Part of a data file

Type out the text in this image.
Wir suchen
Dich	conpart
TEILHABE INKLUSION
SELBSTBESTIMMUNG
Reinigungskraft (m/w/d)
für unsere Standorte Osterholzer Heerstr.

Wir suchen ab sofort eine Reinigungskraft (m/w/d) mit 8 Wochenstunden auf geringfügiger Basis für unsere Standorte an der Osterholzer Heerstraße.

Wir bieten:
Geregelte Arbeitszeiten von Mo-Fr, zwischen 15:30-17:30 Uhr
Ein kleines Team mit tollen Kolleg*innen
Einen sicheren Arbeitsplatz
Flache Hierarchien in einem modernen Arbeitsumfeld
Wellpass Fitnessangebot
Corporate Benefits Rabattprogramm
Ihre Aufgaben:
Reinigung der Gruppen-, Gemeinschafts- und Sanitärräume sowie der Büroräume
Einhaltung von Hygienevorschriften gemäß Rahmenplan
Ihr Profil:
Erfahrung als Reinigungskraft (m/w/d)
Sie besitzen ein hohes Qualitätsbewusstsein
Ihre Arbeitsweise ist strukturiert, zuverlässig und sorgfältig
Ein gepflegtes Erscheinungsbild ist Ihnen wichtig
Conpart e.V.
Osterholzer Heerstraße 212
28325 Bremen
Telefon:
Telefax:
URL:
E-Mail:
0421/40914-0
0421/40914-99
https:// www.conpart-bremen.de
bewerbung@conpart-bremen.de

# Requirements
Find all the lines containing "Reinigungskraft" in the material, then copy them.

# Written response
Reinigungskraft (m/w/d)
Wir suchen ab sofort eine Reinigungskraft (m/w/d) mit 8 Wochenstunden auf geringfügiger Basis für unsere Standorte an der Osterholzer Heerstraße.
Erfahrung als Reinigungskraft (m/w/d)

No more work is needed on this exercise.